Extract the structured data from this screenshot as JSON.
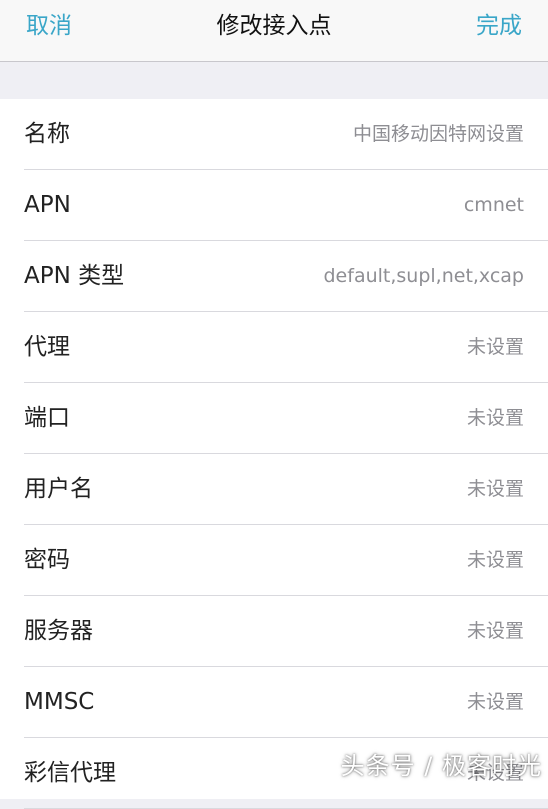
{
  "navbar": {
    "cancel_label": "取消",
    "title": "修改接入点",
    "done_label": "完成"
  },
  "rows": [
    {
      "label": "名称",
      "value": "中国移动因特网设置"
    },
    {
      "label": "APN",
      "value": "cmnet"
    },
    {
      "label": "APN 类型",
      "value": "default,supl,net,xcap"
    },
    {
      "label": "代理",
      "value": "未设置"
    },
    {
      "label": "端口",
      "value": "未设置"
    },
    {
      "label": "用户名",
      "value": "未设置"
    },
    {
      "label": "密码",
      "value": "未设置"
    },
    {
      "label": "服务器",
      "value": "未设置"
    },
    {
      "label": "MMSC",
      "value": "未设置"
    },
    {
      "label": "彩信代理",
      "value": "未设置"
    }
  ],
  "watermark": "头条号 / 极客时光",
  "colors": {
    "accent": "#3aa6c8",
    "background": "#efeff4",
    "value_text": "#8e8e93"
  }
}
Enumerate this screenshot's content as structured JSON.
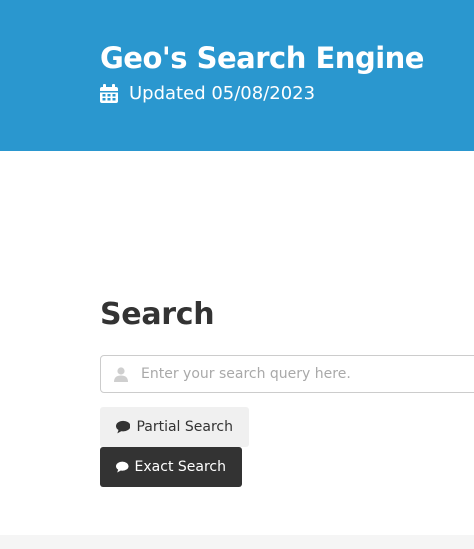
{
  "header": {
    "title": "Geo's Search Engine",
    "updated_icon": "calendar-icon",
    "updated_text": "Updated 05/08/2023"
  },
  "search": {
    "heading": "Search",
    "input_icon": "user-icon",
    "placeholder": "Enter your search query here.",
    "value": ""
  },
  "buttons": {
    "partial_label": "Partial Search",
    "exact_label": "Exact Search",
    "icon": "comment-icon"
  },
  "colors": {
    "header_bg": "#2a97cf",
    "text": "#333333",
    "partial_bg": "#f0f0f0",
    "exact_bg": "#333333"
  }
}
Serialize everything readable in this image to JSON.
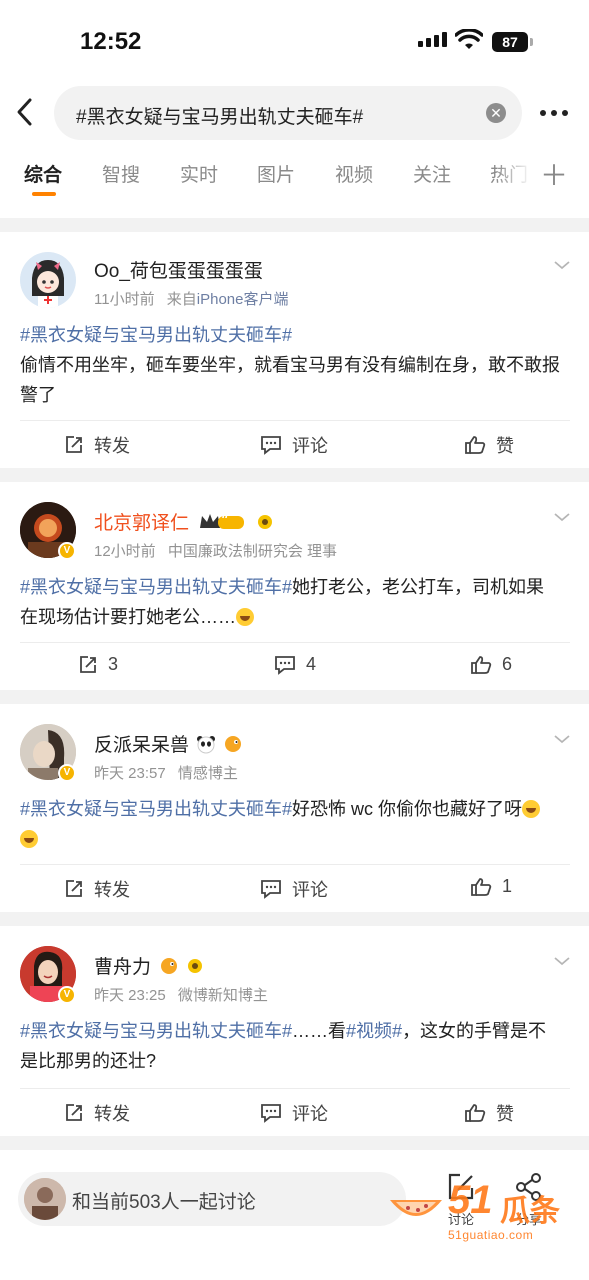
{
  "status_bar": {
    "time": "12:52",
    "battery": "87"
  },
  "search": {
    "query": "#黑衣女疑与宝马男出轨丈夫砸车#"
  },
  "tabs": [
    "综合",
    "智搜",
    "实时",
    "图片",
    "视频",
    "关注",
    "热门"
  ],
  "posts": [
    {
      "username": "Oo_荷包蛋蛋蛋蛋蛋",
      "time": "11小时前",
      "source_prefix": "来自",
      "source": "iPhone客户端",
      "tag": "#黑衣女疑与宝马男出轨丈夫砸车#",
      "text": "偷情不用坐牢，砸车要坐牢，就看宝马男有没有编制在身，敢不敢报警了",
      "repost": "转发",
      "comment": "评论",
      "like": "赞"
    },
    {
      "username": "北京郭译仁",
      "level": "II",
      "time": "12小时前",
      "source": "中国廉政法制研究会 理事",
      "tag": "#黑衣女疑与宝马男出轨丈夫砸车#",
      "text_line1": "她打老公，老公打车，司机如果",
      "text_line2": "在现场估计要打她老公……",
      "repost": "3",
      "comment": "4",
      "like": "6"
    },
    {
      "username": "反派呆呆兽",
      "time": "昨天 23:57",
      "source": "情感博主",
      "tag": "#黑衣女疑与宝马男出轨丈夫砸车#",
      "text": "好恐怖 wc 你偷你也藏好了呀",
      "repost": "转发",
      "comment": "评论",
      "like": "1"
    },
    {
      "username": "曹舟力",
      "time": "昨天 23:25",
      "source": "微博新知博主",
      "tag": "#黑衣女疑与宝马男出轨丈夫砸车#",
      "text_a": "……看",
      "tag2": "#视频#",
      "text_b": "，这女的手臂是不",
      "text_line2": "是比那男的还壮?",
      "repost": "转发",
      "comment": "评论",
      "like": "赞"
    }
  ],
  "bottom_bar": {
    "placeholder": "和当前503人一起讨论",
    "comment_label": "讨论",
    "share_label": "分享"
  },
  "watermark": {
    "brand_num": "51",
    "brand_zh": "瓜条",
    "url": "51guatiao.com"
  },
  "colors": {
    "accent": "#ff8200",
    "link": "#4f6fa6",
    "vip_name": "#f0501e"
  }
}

.....

◆ **GIVEN PROBLEM**: In the lines above, locate the string "JSON". Copy every line where it occurs.

◆ **WRITTEN RESPONSE**:
Extract the structured data from this screenshot as JSON.
Enumerate this screenshot's content as structured JSON.
Serialize everything readable in this image to JSON.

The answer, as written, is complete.